**Requirement**
Exactly as written, please set down all of the entries again, with no pictures.

**Material to process**
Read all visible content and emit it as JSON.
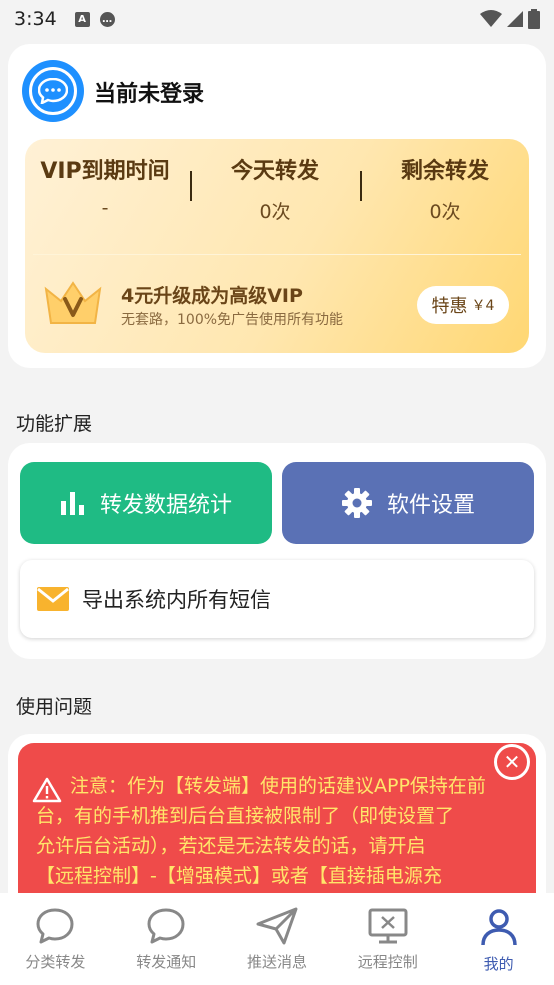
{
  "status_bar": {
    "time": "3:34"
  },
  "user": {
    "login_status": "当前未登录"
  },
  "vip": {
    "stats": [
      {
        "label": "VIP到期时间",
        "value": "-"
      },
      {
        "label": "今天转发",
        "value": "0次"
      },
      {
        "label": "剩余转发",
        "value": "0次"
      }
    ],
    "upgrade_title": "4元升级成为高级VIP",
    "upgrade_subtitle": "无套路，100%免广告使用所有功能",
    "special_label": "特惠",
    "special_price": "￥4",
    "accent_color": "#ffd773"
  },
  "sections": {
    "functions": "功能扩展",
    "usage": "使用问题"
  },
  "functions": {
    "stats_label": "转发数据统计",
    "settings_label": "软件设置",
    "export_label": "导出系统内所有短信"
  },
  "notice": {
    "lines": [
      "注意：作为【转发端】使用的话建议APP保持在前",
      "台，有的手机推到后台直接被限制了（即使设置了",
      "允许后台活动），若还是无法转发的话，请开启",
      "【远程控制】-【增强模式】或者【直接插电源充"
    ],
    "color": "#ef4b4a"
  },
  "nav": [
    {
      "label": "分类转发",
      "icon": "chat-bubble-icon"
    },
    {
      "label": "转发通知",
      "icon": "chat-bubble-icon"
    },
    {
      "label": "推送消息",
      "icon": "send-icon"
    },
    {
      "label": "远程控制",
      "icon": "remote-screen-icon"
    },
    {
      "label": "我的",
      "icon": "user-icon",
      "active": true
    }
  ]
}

**Full solution**
Read all visible content and emit it as JSON.
{
  "status_bar": {
    "time": "3:34"
  },
  "user": {
    "login_status": "当前未登录"
  },
  "vip": {
    "stats": [
      {
        "label": "VIP到期时间",
        "value": "-"
      },
      {
        "label": "今天转发",
        "value": "0次"
      },
      {
        "label": "剩余转发",
        "value": "0次"
      }
    ],
    "upgrade_title": "4元升级成为高级VIP",
    "upgrade_subtitle": "无套路，100%免广告使用所有功能",
    "special_label": "特惠",
    "special_price": "￥4",
    "accent_color": "#ffd773"
  },
  "sections": {
    "functions": "功能扩展",
    "usage": "使用问题"
  },
  "functions": {
    "stats_label": "转发数据统计",
    "settings_label": "软件设置",
    "export_label": "导出系统内所有短信"
  },
  "notice": {
    "lines": [
      "注意：作为【转发端】使用的话建议APP保持在前",
      "台，有的手机推到后台直接被限制了（即使设置了",
      "允许后台活动），若还是无法转发的话，请开启",
      "【远程控制】-【增强模式】或者【直接插电源充"
    ],
    "color": "#ef4b4a"
  },
  "nav": [
    {
      "label": "分类转发",
      "icon": "chat-bubble-icon"
    },
    {
      "label": "转发通知",
      "icon": "chat-bubble-icon"
    },
    {
      "label": "推送消息",
      "icon": "send-icon"
    },
    {
      "label": "远程控制",
      "icon": "remote-screen-icon"
    },
    {
      "label": "我的",
      "icon": "user-icon",
      "active": true
    }
  ]
}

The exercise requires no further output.